**WHAT THE EXERCISE ASKS:** Lift out all lines below that contain "name".

(Dataset records)
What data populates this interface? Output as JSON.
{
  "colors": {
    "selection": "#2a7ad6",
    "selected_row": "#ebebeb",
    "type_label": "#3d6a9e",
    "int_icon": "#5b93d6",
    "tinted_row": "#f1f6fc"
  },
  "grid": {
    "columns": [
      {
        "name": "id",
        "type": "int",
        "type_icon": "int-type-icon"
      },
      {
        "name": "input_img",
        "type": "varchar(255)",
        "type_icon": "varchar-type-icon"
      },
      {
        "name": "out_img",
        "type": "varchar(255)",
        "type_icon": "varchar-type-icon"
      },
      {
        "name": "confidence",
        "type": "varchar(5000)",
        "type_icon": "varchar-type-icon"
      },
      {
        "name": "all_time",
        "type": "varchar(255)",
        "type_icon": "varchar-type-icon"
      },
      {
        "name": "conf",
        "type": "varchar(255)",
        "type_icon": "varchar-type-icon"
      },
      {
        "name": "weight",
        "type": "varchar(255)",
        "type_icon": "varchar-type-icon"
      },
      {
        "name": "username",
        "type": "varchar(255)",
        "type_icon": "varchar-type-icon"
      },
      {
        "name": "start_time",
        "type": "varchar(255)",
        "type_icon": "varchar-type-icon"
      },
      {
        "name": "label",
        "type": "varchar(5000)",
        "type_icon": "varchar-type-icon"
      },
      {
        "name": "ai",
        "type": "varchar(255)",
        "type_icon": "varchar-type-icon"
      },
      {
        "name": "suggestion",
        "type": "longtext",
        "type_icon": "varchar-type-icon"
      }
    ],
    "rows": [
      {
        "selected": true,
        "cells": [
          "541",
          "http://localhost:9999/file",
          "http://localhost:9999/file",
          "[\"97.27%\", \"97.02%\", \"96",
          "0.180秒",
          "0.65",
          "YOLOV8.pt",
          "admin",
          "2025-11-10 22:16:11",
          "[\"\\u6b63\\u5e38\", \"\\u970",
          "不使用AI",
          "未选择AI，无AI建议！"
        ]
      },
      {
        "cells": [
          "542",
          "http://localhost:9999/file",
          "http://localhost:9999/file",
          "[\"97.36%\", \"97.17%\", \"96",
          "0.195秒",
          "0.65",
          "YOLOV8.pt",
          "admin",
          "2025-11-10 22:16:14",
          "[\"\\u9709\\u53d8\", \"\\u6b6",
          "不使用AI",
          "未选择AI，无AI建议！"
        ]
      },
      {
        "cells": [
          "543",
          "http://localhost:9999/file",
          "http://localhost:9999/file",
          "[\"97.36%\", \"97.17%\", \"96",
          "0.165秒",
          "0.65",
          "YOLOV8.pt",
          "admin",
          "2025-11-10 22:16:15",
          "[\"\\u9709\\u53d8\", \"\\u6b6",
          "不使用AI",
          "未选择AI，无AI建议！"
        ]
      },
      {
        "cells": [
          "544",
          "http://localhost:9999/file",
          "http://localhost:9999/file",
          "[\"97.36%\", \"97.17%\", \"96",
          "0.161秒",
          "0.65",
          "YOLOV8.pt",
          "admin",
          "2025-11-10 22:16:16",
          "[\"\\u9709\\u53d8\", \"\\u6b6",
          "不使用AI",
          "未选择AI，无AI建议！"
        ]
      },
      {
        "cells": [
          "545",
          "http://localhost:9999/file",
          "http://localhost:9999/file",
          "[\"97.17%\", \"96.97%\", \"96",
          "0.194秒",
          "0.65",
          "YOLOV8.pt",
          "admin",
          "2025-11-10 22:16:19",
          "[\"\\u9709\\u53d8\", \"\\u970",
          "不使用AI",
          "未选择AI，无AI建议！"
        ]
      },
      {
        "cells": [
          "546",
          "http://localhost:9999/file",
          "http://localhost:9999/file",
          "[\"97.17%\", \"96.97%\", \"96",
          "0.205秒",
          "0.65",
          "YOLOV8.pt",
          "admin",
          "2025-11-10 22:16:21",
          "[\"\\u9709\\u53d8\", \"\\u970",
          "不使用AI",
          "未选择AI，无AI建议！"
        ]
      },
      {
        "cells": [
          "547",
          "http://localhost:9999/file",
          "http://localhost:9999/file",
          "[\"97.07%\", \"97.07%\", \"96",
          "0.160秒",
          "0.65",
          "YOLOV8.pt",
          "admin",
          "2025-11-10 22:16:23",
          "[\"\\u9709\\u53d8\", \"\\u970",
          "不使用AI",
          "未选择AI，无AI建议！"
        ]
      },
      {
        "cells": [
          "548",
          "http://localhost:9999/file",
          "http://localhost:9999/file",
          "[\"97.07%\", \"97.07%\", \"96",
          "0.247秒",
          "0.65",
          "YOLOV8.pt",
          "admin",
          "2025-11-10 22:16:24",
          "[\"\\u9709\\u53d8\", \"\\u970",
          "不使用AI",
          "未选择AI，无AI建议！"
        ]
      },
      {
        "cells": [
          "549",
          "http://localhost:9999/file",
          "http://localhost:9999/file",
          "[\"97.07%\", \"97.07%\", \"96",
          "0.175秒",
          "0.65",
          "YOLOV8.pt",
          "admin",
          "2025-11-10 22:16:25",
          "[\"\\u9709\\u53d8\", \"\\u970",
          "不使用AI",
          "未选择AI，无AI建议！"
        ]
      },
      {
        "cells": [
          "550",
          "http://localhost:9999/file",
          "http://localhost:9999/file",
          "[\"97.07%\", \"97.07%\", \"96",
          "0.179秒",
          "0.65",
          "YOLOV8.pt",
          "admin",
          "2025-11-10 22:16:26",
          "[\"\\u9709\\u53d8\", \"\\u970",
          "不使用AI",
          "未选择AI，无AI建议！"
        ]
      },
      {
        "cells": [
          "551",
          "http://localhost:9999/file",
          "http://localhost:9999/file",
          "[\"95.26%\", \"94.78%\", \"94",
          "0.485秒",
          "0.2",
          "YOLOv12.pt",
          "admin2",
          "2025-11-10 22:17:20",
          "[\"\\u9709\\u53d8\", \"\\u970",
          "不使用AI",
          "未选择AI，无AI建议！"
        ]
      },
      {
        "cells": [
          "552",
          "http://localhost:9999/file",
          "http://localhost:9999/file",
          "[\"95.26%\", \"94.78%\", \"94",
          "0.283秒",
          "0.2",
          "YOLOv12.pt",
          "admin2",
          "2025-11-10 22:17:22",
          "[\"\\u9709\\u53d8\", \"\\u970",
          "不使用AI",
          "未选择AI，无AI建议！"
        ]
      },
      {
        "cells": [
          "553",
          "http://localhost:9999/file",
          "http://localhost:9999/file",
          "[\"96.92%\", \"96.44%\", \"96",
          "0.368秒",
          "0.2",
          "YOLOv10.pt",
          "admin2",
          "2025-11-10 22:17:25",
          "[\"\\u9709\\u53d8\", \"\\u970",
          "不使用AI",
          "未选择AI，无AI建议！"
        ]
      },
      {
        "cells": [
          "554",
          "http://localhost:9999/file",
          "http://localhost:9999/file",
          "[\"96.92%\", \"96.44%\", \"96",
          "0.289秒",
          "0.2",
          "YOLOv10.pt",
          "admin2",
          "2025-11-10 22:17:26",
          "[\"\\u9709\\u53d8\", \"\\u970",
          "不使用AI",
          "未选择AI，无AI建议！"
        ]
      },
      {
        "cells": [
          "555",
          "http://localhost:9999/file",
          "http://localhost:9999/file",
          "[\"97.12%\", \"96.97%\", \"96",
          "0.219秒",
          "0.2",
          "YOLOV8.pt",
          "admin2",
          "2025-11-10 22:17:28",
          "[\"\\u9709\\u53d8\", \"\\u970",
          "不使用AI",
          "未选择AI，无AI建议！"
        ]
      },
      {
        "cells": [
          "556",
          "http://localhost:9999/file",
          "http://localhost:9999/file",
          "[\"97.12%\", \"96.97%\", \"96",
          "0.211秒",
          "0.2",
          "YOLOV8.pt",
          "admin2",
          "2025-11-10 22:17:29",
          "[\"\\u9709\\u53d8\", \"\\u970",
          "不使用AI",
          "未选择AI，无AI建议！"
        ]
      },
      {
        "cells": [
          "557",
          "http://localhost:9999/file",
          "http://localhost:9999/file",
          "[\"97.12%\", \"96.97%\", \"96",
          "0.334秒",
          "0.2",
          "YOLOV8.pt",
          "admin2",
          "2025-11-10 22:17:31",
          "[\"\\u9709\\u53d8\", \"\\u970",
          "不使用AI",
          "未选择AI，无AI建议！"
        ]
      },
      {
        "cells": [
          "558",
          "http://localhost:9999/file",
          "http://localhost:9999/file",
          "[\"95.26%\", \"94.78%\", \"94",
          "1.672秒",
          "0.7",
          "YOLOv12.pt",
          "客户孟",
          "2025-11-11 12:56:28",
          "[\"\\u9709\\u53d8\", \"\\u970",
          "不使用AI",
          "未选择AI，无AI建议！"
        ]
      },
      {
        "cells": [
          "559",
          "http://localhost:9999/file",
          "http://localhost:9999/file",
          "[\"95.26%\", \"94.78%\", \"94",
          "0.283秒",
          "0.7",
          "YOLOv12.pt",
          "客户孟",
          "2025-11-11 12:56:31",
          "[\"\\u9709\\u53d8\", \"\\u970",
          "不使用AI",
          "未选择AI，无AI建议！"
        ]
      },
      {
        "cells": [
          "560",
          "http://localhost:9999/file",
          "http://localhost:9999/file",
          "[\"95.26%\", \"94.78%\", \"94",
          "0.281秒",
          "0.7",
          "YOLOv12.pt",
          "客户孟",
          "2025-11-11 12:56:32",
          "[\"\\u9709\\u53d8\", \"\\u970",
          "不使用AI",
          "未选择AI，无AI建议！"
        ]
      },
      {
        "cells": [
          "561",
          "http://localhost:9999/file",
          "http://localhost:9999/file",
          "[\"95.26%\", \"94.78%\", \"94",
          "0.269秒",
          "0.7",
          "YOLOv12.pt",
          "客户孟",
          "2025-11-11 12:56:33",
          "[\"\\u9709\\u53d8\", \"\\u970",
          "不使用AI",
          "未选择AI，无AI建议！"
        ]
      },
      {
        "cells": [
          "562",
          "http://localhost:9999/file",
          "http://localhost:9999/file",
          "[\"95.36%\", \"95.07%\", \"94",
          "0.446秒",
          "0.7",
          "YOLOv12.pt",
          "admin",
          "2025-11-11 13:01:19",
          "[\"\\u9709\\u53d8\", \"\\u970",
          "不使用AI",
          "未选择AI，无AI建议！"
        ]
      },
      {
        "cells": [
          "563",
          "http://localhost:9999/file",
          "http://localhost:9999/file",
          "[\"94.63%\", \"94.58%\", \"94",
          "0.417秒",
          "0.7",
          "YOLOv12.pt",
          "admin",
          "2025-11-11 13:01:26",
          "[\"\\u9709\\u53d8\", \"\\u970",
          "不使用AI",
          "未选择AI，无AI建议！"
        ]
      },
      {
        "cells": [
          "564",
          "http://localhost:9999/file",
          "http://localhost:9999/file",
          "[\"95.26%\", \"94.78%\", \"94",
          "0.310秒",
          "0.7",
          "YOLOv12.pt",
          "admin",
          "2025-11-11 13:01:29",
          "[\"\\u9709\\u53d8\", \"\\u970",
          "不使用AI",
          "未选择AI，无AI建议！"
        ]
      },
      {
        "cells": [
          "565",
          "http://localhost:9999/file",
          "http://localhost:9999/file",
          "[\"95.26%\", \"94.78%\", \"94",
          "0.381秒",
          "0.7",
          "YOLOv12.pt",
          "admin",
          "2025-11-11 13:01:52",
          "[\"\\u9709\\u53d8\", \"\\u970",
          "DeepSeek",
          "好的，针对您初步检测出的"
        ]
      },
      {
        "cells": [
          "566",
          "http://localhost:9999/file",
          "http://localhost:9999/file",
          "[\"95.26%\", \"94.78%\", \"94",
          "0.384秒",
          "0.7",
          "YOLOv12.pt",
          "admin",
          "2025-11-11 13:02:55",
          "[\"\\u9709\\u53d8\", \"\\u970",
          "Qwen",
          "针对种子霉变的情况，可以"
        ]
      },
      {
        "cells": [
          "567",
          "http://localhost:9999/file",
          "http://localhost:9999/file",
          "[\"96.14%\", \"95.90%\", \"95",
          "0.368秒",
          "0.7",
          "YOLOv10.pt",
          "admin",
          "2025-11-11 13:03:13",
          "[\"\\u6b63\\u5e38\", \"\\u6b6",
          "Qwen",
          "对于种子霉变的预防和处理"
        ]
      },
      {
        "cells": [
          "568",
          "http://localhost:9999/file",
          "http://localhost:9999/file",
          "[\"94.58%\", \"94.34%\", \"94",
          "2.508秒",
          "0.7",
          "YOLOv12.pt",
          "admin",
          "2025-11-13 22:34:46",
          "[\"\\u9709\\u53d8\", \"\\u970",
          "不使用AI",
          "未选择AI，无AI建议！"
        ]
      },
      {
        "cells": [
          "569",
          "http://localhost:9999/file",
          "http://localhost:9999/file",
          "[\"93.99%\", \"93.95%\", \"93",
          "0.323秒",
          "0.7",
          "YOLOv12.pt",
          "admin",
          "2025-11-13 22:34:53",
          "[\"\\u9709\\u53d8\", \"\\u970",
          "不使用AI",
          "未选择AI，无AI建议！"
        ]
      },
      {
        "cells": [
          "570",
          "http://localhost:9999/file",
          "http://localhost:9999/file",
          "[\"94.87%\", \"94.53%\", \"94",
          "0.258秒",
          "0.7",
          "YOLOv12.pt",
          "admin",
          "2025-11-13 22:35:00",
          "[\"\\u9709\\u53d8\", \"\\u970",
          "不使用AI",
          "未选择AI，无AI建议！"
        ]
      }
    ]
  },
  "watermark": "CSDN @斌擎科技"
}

**WRITTEN RESPONSE:**
        "name": "id",
        "name": "input_img",
        "name": "out_img",
        "name": "confidence",
        "name": "all_time",
        "name": "conf",
        "name": "weight",
        "name": "username",
        "name": "start_time",
        "name": "label",
        "name": "ai",
        "name": "suggestion",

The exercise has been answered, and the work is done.